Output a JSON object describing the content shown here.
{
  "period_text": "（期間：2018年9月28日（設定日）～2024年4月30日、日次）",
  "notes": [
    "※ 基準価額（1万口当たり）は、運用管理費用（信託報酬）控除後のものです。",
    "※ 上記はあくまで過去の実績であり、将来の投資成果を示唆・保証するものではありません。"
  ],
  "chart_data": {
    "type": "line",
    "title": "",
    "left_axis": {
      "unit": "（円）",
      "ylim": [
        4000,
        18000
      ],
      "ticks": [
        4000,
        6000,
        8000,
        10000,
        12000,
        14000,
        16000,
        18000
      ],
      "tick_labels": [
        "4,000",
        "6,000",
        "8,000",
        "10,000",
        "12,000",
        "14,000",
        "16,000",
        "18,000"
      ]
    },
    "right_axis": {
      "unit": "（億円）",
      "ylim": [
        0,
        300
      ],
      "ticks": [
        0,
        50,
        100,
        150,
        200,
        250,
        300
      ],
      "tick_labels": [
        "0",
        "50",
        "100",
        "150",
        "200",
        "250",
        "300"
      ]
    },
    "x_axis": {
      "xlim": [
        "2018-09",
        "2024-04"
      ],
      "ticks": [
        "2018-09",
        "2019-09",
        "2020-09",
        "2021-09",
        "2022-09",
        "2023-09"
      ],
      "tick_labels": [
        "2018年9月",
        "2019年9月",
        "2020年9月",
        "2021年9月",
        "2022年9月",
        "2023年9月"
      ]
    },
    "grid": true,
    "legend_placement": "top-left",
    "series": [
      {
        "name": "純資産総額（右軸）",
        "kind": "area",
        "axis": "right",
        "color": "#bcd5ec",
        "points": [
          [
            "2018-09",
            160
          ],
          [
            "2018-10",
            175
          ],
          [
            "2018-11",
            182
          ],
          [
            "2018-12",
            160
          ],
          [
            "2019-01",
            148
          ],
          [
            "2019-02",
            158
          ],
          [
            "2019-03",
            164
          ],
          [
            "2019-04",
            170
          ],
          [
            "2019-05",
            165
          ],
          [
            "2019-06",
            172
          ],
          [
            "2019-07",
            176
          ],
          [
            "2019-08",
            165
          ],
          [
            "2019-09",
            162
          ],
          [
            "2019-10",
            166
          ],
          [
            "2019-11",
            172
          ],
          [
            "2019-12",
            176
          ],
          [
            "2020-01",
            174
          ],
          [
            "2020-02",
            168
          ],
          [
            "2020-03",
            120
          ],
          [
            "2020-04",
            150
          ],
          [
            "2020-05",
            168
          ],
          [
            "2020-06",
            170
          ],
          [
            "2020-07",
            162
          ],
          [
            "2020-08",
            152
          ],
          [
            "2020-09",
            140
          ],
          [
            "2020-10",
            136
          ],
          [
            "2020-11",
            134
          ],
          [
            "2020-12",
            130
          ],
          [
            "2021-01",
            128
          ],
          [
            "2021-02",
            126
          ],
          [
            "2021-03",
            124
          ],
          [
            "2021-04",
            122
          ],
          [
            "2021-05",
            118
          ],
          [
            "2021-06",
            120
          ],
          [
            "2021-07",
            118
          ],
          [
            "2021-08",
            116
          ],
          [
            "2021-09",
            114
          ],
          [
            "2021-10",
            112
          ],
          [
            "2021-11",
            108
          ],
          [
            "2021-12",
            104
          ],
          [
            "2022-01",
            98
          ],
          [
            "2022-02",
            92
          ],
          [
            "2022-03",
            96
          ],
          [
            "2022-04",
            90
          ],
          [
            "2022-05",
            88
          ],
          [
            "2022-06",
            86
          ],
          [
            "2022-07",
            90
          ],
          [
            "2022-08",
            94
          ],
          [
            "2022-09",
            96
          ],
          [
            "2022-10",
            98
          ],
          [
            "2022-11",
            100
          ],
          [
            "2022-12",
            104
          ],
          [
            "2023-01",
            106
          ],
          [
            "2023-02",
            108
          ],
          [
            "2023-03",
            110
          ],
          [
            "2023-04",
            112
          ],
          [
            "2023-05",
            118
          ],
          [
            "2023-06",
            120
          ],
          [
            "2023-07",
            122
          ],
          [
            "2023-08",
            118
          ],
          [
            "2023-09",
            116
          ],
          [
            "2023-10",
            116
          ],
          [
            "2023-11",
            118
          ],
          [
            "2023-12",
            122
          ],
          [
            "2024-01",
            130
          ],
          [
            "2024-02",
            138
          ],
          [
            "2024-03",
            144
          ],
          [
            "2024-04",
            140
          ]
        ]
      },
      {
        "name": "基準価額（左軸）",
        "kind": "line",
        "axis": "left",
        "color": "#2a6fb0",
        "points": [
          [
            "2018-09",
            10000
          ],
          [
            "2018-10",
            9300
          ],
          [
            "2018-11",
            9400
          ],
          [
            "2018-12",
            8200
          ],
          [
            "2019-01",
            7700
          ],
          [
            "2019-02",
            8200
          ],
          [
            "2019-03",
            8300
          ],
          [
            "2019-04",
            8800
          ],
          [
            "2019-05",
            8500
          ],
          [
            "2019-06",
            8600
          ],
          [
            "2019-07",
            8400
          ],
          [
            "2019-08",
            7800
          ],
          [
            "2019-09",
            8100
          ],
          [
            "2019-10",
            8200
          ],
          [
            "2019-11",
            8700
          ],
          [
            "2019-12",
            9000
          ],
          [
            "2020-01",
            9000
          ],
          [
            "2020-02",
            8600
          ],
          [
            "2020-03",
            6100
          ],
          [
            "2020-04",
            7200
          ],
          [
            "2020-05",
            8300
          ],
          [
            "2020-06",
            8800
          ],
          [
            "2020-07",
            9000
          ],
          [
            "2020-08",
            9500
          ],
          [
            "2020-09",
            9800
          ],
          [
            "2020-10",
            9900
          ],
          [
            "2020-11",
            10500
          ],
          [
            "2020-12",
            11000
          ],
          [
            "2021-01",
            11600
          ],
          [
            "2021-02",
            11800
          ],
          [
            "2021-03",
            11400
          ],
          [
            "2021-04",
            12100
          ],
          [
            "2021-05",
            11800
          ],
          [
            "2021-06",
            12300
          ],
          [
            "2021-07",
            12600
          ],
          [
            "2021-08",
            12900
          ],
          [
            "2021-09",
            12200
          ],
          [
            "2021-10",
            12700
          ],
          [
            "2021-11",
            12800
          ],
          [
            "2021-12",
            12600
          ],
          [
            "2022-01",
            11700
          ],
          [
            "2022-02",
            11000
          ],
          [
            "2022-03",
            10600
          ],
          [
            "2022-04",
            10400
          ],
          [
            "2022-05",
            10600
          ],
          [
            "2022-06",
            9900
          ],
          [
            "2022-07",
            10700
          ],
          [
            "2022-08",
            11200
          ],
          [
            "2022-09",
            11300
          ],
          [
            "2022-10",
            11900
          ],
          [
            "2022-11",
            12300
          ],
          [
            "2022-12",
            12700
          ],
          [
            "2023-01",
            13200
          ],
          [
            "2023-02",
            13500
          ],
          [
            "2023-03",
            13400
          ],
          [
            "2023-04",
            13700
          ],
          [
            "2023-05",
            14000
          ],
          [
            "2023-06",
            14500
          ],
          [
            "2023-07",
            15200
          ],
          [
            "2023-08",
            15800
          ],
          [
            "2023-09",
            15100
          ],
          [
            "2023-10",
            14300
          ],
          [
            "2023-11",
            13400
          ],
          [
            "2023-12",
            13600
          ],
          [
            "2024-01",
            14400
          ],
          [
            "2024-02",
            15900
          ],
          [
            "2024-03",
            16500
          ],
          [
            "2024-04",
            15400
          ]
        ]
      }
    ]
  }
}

**Given task:** Repeat the preceding lines exactly, please, every one of them.

**Full output:**
Output a JSON object describing the content shown here.
{
  "period_text": "（期間：2018年9月28日（設定日）～2024年4月30日、日次）",
  "notes": [
    "※ 基準価額（1万口当たり）は、運用管理費用（信託報酬）控除後のものです。",
    "※ 上記はあくまで過去の実績であり、将来の投資成果を示唆・保証するものではありません。"
  ],
  "chart_data": {
    "type": "line",
    "title": "",
    "left_axis": {
      "unit": "（円）",
      "ylim": [
        4000,
        18000
      ],
      "ticks": [
        4000,
        6000,
        8000,
        10000,
        12000,
        14000,
        16000,
        18000
      ],
      "tick_labels": [
        "4,000",
        "6,000",
        "8,000",
        "10,000",
        "12,000",
        "14,000",
        "16,000",
        "18,000"
      ]
    },
    "right_axis": {
      "unit": "（億円）",
      "ylim": [
        0,
        300
      ],
      "ticks": [
        0,
        50,
        100,
        150,
        200,
        250,
        300
      ],
      "tick_labels": [
        "0",
        "50",
        "100",
        "150",
        "200",
        "250",
        "300"
      ]
    },
    "x_axis": {
      "xlim": [
        "2018-09",
        "2024-04"
      ],
      "ticks": [
        "2018-09",
        "2019-09",
        "2020-09",
        "2021-09",
        "2022-09",
        "2023-09"
      ],
      "tick_labels": [
        "2018年9月",
        "2019年9月",
        "2020年9月",
        "2021年9月",
        "2022年9月",
        "2023年9月"
      ]
    },
    "grid": true,
    "legend_placement": "top-left",
    "series": [
      {
        "name": "純資産総額（右軸）",
        "kind": "area",
        "axis": "right",
        "color": "#bcd5ec",
        "points": [
          [
            "2018-09",
            160
          ],
          [
            "2018-10",
            175
          ],
          [
            "2018-11",
            182
          ],
          [
            "2018-12",
            160
          ],
          [
            "2019-01",
            148
          ],
          [
            "2019-02",
            158
          ],
          [
            "2019-03",
            164
          ],
          [
            "2019-04",
            170
          ],
          [
            "2019-05",
            165
          ],
          [
            "2019-06",
            172
          ],
          [
            "2019-07",
            176
          ],
          [
            "2019-08",
            165
          ],
          [
            "2019-09",
            162
          ],
          [
            "2019-10",
            166
          ],
          [
            "2019-11",
            172
          ],
          [
            "2019-12",
            176
          ],
          [
            "2020-01",
            174
          ],
          [
            "2020-02",
            168
          ],
          [
            "2020-03",
            120
          ],
          [
            "2020-04",
            150
          ],
          [
            "2020-05",
            168
          ],
          [
            "2020-06",
            170
          ],
          [
            "2020-07",
            162
          ],
          [
            "2020-08",
            152
          ],
          [
            "2020-09",
            140
          ],
          [
            "2020-10",
            136
          ],
          [
            "2020-11",
            134
          ],
          [
            "2020-12",
            130
          ],
          [
            "2021-01",
            128
          ],
          [
            "2021-02",
            126
          ],
          [
            "2021-03",
            124
          ],
          [
            "2021-04",
            122
          ],
          [
            "2021-05",
            118
          ],
          [
            "2021-06",
            120
          ],
          [
            "2021-07",
            118
          ],
          [
            "2021-08",
            116
          ],
          [
            "2021-09",
            114
          ],
          [
            "2021-10",
            112
          ],
          [
            "2021-11",
            108
          ],
          [
            "2021-12",
            104
          ],
          [
            "2022-01",
            98
          ],
          [
            "2022-02",
            92
          ],
          [
            "2022-03",
            96
          ],
          [
            "2022-04",
            90
          ],
          [
            "2022-05",
            88
          ],
          [
            "2022-06",
            86
          ],
          [
            "2022-07",
            90
          ],
          [
            "2022-08",
            94
          ],
          [
            "2022-09",
            96
          ],
          [
            "2022-10",
            98
          ],
          [
            "2022-11",
            100
          ],
          [
            "2022-12",
            104
          ],
          [
            "2023-01",
            106
          ],
          [
            "2023-02",
            108
          ],
          [
            "2023-03",
            110
          ],
          [
            "2023-04",
            112
          ],
          [
            "2023-05",
            118
          ],
          [
            "2023-06",
            120
          ],
          [
            "2023-07",
            122
          ],
          [
            "2023-08",
            118
          ],
          [
            "2023-09",
            116
          ],
          [
            "2023-10",
            116
          ],
          [
            "2023-11",
            118
          ],
          [
            "2023-12",
            122
          ],
          [
            "2024-01",
            130
          ],
          [
            "2024-02",
            138
          ],
          [
            "2024-03",
            144
          ],
          [
            "2024-04",
            140
          ]
        ]
      },
      {
        "name": "基準価額（左軸）",
        "kind": "line",
        "axis": "left",
        "color": "#2a6fb0",
        "points": [
          [
            "2018-09",
            10000
          ],
          [
            "2018-10",
            9300
          ],
          [
            "2018-11",
            9400
          ],
          [
            "2018-12",
            8200
          ],
          [
            "2019-01",
            7700
          ],
          [
            "2019-02",
            8200
          ],
          [
            "2019-03",
            8300
          ],
          [
            "2019-04",
            8800
          ],
          [
            "2019-05",
            8500
          ],
          [
            "2019-06",
            8600
          ],
          [
            "2019-07",
            8400
          ],
          [
            "2019-08",
            7800
          ],
          [
            "2019-09",
            8100
          ],
          [
            "2019-10",
            8200
          ],
          [
            "2019-11",
            8700
          ],
          [
            "2019-12",
            9000
          ],
          [
            "2020-01",
            9000
          ],
          [
            "2020-02",
            8600
          ],
          [
            "2020-03",
            6100
          ],
          [
            "2020-04",
            7200
          ],
          [
            "2020-05",
            8300
          ],
          [
            "2020-06",
            8800
          ],
          [
            "2020-07",
            9000
          ],
          [
            "2020-08",
            9500
          ],
          [
            "2020-09",
            9800
          ],
          [
            "2020-10",
            9900
          ],
          [
            "2020-11",
            10500
          ],
          [
            "2020-12",
            11000
          ],
          [
            "2021-01",
            11600
          ],
          [
            "2021-02",
            11800
          ],
          [
            "2021-03",
            11400
          ],
          [
            "2021-04",
            12100
          ],
          [
            "2021-05",
            11800
          ],
          [
            "2021-06",
            12300
          ],
          [
            "2021-07",
            12600
          ],
          [
            "2021-08",
            12900
          ],
          [
            "2021-09",
            12200
          ],
          [
            "2021-10",
            12700
          ],
          [
            "2021-11",
            12800
          ],
          [
            "2021-12",
            12600
          ],
          [
            "2022-01",
            11700
          ],
          [
            "2022-02",
            11000
          ],
          [
            "2022-03",
            10600
          ],
          [
            "2022-04",
            10400
          ],
          [
            "2022-05",
            10600
          ],
          [
            "2022-06",
            9900
          ],
          [
            "2022-07",
            10700
          ],
          [
            "2022-08",
            11200
          ],
          [
            "2022-09",
            11300
          ],
          [
            "2022-10",
            11900
          ],
          [
            "2022-11",
            12300
          ],
          [
            "2022-12",
            12700
          ],
          [
            "2023-01",
            13200
          ],
          [
            "2023-02",
            13500
          ],
          [
            "2023-03",
            13400
          ],
          [
            "2023-04",
            13700
          ],
          [
            "2023-05",
            14000
          ],
          [
            "2023-06",
            14500
          ],
          [
            "2023-07",
            15200
          ],
          [
            "2023-08",
            15800
          ],
          [
            "2023-09",
            15100
          ],
          [
            "2023-10",
            14300
          ],
          [
            "2023-11",
            13400
          ],
          [
            "2023-12",
            13600
          ],
          [
            "2024-01",
            14400
          ],
          [
            "2024-02",
            15900
          ],
          [
            "2024-03",
            16500
          ],
          [
            "2024-04",
            15400
          ]
        ]
      }
    ]
  }
}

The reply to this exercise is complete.